■ **RECORDS FOR THE EXERCISE**:
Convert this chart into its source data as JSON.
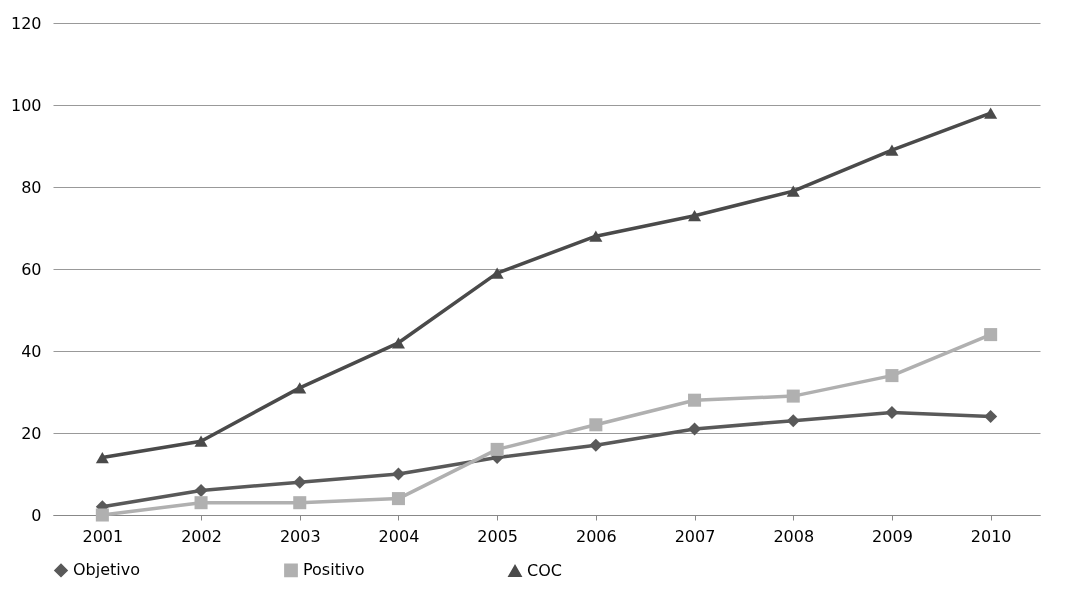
{
  "chart_data": {
    "type": "line",
    "categories": [
      "2001",
      "2002",
      "2003",
      "2004",
      "2005",
      "2006",
      "2007",
      "2008",
      "2009",
      "2010"
    ],
    "series": [
      {
        "name": "Objetivo",
        "color": "#595959",
        "marker": "diamond",
        "values": [
          2,
          6,
          8,
          10,
          14,
          17,
          21,
          23,
          25,
          24
        ]
      },
      {
        "name": "Positivo",
        "color": "#b0b0b0",
        "marker": "square",
        "values": [
          0,
          3,
          3,
          4,
          16,
          22,
          28,
          29,
          34,
          44
        ]
      },
      {
        "name": "COC",
        "color": "#4a4a4a",
        "marker": "triangle",
        "values": [
          14,
          18,
          31,
          42,
          59,
          68,
          73,
          79,
          89,
          98
        ]
      }
    ],
    "ylim": [
      0,
      120
    ],
    "yticks": [
      0,
      20,
      40,
      60,
      80,
      100,
      120
    ],
    "grid": "y",
    "legend": "bottom"
  }
}
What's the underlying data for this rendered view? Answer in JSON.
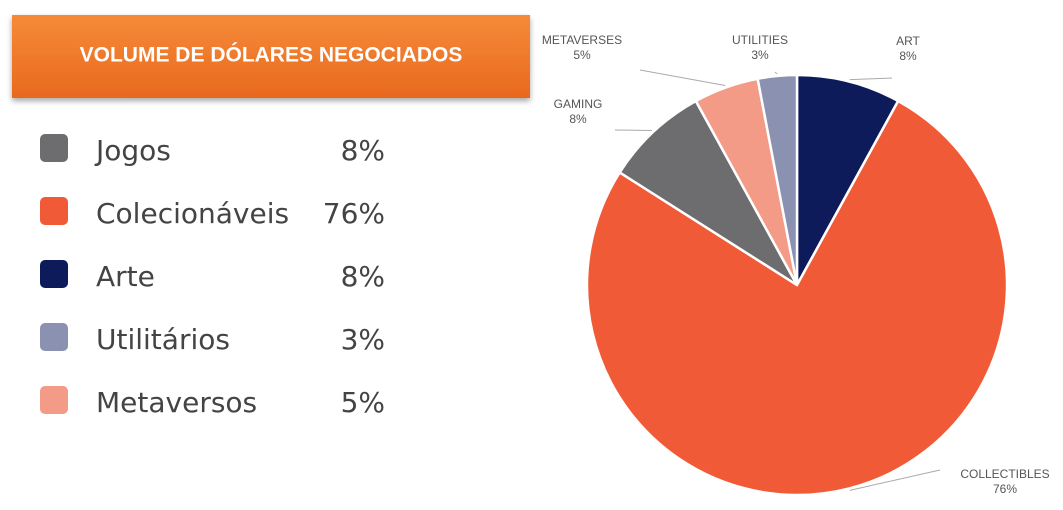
{
  "chart_data": {
    "type": "pie",
    "title": "VOLUME DE DÓLARES NEGOCIADOS",
    "categories": [
      "ART",
      "COLLECTIBLES",
      "GAMING",
      "METAVERSES",
      "UTILITIES"
    ],
    "values": [
      8,
      76,
      8,
      5,
      3
    ],
    "value_labels": [
      "8%",
      "76%",
      "8%",
      "5%",
      "3%"
    ],
    "colors": [
      "#0d1b5a",
      "#f15a37",
      "#6d6d6f",
      "#f49b88",
      "#8b91b0"
    ],
    "legend": [
      {
        "label": "Jogos",
        "value": 8,
        "value_label": "8%",
        "color": "#6d6d6f"
      },
      {
        "label": "Colecionáveis",
        "value": 76,
        "value_label": "76%",
        "color": "#f15a37"
      },
      {
        "label": "Arte",
        "value": 8,
        "value_label": "8%",
        "color": "#0d1b5a"
      },
      {
        "label": "Utilitários",
        "value": 3,
        "value_label": "3%",
        "color": "#8b91b0"
      },
      {
        "label": "Metaversos",
        "value": 5,
        "value_label": "5%",
        "color": "#f49b88"
      }
    ]
  }
}
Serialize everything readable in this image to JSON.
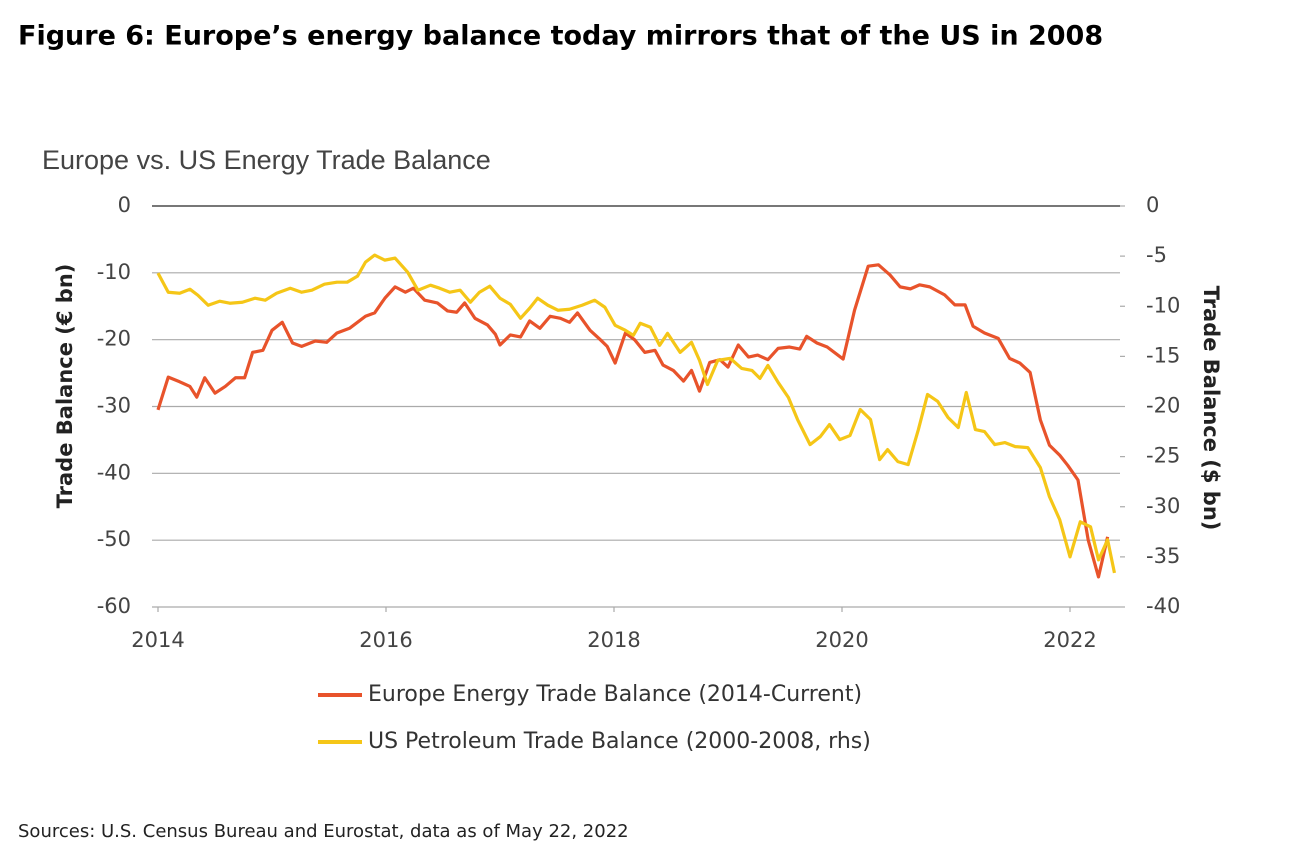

■ **REQUIREMENTS**: Report each line in the data that holds the word "marker".

■ **EXERCISE RESPONSE**:
        "marker": "diamond",
        "marker": "square",
        "marker": "triangle",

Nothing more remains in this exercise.